**What is being asked**
Lines containing the string "desc" are to be collected in full.

(Stored data)
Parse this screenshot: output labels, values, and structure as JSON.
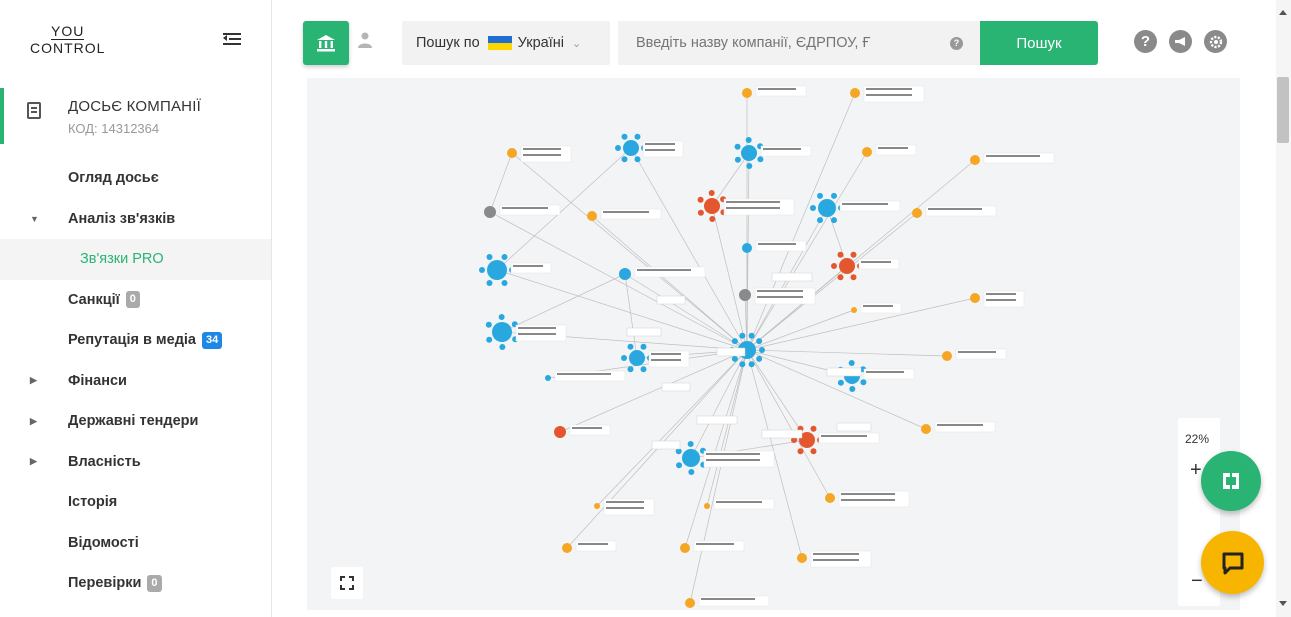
{
  "logo": {
    "line1": "YOU",
    "line2": "CONTROL"
  },
  "dossier": {
    "title": "ДОСЬЄ КОМПАНІЇ",
    "code": "КОД: 14312364"
  },
  "nav": [
    {
      "label": "Огляд досьє",
      "arrow": ""
    },
    {
      "label": "Аналіз зв'язків",
      "arrow": "▼"
    },
    {
      "label": "Зв'язки PRO",
      "arrow": "",
      "active": true
    },
    {
      "label": "Санкції",
      "arrow": "",
      "badge": "0"
    },
    {
      "label": "Репутація в медіа",
      "arrow": "",
      "badge": "34"
    },
    {
      "label": "Фінанси",
      "arrow": "▶"
    },
    {
      "label": "Державні тендери",
      "arrow": "▶"
    },
    {
      "label": "Власність",
      "arrow": "▶"
    },
    {
      "label": "Історія",
      "arrow": ""
    },
    {
      "label": "Відомості",
      "arrow": ""
    },
    {
      "label": "Перевірки",
      "arrow": "",
      "badge": "0"
    }
  ],
  "search": {
    "by_prefix": "Пошук по",
    "country": "Україні",
    "placeholder": "Введіть назву компанії, ЄДРПОУ, Ғ",
    "button": "Пошук",
    "help": "?"
  },
  "top_icons": [
    "question-icon",
    "megaphone-icon",
    "settings-icon"
  ],
  "zoom": {
    "level": "22%",
    "plus": "+",
    "minus": "−"
  },
  "colors": {
    "accent": "#29b473",
    "company": "#29a8e0",
    "person": "#f5a623",
    "bank": "#e4572e",
    "sanction": "#1e88e5",
    "fab_yellow": "#f7b500"
  }
}
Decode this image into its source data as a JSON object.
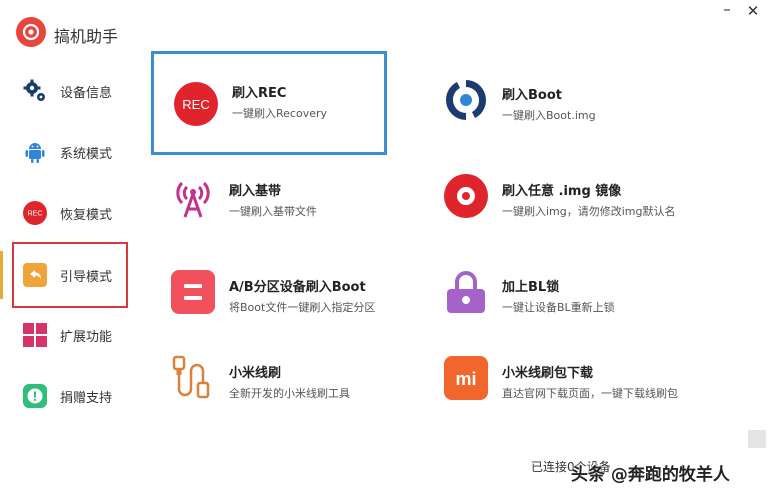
{
  "app": {
    "title": "搞机助手"
  },
  "window": {
    "minimize": "–",
    "close": "✕"
  },
  "sidebar": {
    "items": [
      {
        "label": "设备信息",
        "icon": "gears-icon"
      },
      {
        "label": "系统模式",
        "icon": "android-icon"
      },
      {
        "label": "恢复模式",
        "icon": "rec-icon"
      },
      {
        "label": "引导模式",
        "icon": "back-arrow-icon"
      },
      {
        "label": "扩展功能",
        "icon": "grid-icon"
      },
      {
        "label": "捐赠支持",
        "icon": "donate-icon"
      }
    ]
  },
  "cards": [
    {
      "title": "刷入REC",
      "desc": "一键刷入Recovery",
      "icon_text": "REC"
    },
    {
      "title": "刷入Boot",
      "desc": "一键刷入Boot.img"
    },
    {
      "title": "刷入基带",
      "desc": "一键刷入基带文件"
    },
    {
      "title": "刷入任意 .img 镜像",
      "desc": "一键刷入img，请勿修改img默认名"
    },
    {
      "title": "A/B分区设备刷入Boot",
      "desc": "将Boot文件一键刷入指定分区"
    },
    {
      "title": "加上BL锁",
      "desc": "一键让设备BL重新上锁"
    },
    {
      "title": "小米线刷",
      "desc": "全新开发的小米线刷工具"
    },
    {
      "title": "小米线刷包下载",
      "desc": "直达官网下载页面，一键下载线刷包",
      "icon_text": "mi"
    }
  ],
  "status": {
    "text": "已连接0个设备"
  },
  "watermark": "头条 @奔跑的牧羊人",
  "colors": {
    "accent_red": "#e8453c",
    "selection_blue": "#3b8fd1",
    "active_border": "#d9363e",
    "navy": "#1c3b70",
    "pink": "#c2318f",
    "coral": "#f0515d",
    "purple": "#a363c9",
    "orange": "#f0662d",
    "lock_orange": "#d9823a"
  }
}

**Solution**
      "desc": "一键刷入Recovery",
      "desc": "一键刷入Boot.img"
      "desc": "一键刷入基带文件"
      "desc": "一键刷入img，请勿修改img默认名"
      "desc": "将Boot文件一键刷入指定分区"
      "desc": "一键让设备BL重新上锁"
      "desc": "全新开发的小米线刷工具"
      "desc": "直达官网下载页面，一键下载线刷包",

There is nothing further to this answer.